_OBJECTIVE_. Check each line below for "title" and report how many have it, nothing else.

Dataset records on visual material:
======

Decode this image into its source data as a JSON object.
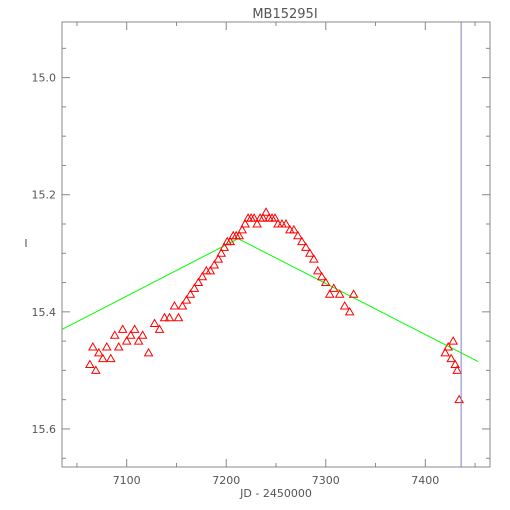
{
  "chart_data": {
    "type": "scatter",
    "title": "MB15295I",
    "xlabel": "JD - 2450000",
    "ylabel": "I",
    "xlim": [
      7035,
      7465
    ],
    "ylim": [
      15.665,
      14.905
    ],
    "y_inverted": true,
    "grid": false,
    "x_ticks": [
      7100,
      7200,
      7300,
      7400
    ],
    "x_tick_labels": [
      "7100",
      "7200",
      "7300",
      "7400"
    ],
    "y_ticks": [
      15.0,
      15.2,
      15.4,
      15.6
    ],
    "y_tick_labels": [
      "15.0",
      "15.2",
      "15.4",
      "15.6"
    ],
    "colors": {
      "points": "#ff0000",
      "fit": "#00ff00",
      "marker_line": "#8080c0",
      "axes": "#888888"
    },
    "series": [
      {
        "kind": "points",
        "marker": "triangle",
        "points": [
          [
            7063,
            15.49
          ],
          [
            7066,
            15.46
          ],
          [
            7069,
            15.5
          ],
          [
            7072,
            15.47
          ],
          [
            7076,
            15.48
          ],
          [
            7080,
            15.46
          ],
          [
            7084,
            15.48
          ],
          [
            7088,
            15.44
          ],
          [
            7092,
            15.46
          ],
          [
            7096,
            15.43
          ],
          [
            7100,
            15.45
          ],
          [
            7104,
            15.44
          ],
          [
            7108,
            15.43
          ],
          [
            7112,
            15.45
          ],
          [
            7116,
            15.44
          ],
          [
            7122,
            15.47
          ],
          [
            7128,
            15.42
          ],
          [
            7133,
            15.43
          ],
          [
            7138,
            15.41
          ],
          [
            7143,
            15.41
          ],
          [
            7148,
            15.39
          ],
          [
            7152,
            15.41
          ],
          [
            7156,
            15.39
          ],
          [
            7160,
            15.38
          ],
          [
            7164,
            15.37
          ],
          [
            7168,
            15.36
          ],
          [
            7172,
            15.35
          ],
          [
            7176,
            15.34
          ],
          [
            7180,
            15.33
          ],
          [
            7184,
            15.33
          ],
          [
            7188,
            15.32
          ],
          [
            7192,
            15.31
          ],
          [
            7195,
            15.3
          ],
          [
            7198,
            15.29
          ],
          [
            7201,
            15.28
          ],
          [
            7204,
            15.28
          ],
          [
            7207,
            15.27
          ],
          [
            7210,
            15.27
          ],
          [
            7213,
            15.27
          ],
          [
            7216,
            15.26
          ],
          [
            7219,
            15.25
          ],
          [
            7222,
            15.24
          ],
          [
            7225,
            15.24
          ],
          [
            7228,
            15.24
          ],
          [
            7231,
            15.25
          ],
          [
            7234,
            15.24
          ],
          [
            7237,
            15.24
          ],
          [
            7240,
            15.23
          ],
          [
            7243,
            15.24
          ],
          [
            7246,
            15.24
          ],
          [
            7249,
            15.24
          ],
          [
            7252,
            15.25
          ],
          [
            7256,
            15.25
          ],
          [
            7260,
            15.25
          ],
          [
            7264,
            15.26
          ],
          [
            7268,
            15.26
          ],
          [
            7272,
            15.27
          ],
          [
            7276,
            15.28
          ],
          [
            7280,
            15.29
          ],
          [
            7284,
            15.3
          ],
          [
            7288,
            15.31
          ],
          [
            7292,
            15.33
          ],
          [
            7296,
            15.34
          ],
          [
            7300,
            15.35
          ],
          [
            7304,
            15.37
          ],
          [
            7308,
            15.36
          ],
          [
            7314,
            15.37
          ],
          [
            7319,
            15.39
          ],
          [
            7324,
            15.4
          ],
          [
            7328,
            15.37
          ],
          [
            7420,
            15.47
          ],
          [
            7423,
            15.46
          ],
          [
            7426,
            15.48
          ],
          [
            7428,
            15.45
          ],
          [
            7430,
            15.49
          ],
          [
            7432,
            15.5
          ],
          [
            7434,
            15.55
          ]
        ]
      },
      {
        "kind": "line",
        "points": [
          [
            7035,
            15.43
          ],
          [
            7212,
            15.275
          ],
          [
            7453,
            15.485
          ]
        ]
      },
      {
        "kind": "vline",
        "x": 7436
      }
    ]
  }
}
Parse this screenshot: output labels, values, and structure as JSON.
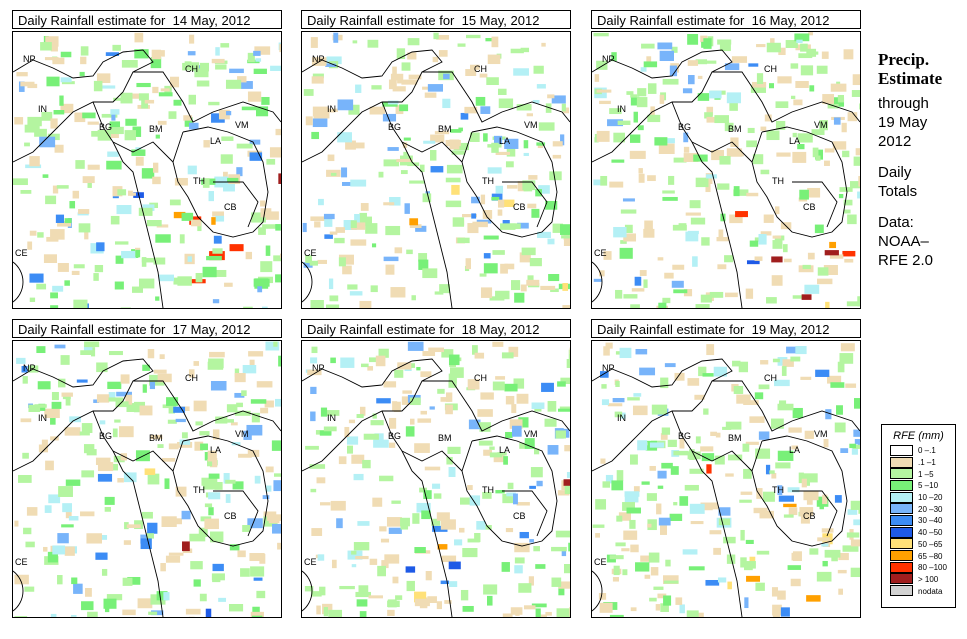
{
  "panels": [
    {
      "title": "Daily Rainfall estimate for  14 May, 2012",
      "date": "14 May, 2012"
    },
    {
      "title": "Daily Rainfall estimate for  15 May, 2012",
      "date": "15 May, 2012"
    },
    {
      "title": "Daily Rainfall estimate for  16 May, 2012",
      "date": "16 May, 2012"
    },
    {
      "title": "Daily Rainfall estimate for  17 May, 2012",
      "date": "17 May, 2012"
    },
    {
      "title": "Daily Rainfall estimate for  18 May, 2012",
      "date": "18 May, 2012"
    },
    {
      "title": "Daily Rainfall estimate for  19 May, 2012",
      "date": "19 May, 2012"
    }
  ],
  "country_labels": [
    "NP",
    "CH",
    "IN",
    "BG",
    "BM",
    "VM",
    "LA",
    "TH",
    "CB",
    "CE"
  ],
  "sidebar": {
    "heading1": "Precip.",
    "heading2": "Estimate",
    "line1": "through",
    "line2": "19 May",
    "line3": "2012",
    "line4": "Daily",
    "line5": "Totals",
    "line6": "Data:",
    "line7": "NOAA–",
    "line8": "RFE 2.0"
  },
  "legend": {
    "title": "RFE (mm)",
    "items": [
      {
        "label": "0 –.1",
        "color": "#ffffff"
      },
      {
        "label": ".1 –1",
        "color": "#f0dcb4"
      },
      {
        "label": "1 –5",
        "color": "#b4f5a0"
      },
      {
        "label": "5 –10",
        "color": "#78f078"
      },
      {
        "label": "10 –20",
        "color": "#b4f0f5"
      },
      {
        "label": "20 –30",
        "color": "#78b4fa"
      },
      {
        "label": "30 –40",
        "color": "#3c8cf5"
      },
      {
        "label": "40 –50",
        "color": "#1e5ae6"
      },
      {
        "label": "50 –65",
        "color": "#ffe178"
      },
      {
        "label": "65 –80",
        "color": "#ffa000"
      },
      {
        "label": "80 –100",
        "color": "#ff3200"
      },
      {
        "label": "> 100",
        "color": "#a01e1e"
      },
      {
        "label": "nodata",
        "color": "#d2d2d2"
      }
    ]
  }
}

======

_TASK OUTPUT_. 8